=== To do ===
Report how many lines in the records below contain the word "ccdcec". Give only the number.

— start Listed entries —

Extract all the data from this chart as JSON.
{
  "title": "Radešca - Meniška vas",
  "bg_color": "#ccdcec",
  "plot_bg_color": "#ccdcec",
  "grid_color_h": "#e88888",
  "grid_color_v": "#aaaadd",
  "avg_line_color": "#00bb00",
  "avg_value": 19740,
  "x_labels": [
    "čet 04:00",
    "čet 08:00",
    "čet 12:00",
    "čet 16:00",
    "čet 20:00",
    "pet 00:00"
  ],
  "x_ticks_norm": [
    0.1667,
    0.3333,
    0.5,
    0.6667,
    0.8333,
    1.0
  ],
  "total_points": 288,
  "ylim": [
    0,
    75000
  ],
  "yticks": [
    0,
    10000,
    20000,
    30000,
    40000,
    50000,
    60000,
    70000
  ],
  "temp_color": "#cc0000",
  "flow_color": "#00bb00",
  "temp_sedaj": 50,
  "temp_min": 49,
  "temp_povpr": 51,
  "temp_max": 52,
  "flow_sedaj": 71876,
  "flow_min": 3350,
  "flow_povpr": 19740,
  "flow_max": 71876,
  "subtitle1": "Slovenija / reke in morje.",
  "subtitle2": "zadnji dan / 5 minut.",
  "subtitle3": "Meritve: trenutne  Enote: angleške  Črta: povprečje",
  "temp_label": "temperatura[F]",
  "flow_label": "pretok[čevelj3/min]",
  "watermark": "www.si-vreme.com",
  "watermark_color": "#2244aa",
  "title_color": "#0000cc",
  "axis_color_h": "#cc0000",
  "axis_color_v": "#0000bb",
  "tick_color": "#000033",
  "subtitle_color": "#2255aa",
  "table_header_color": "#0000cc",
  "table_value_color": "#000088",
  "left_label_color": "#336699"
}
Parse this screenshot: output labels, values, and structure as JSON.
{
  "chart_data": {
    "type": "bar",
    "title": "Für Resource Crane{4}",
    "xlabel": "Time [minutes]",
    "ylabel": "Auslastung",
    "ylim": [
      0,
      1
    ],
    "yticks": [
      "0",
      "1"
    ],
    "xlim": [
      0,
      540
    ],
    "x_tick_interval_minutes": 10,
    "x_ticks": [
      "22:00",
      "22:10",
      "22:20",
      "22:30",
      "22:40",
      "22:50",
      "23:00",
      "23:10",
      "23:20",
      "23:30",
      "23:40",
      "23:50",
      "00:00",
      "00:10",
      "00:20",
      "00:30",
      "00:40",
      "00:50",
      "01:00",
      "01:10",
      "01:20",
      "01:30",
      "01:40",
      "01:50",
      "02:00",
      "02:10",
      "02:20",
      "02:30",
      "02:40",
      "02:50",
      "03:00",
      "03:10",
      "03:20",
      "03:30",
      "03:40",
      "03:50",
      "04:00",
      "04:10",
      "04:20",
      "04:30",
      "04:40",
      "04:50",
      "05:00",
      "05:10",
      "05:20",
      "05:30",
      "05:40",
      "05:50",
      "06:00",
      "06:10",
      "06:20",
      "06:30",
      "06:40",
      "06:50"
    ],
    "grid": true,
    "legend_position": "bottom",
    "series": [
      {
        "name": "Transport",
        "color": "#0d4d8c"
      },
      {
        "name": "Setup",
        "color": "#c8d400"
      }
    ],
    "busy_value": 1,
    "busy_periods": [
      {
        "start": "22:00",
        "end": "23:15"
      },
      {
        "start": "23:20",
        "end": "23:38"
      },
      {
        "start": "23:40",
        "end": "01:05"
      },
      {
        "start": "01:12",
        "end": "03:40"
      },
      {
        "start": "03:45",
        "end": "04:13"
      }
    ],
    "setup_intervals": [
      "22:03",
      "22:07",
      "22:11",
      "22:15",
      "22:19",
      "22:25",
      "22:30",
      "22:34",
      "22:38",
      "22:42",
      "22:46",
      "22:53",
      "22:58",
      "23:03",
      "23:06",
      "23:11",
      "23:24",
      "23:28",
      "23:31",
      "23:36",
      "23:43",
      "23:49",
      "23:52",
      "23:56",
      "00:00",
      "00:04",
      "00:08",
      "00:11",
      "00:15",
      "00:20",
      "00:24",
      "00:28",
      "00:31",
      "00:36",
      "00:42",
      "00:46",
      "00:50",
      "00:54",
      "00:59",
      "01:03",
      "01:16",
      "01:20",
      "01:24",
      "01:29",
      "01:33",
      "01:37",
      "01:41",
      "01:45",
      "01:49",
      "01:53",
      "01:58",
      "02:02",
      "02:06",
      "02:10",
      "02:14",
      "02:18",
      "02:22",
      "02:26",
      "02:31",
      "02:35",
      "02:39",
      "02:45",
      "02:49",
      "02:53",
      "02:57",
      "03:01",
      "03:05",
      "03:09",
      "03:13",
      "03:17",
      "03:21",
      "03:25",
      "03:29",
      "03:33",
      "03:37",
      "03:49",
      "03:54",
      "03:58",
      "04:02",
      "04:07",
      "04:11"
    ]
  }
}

— end Listed entries —

=== Solution below ===
2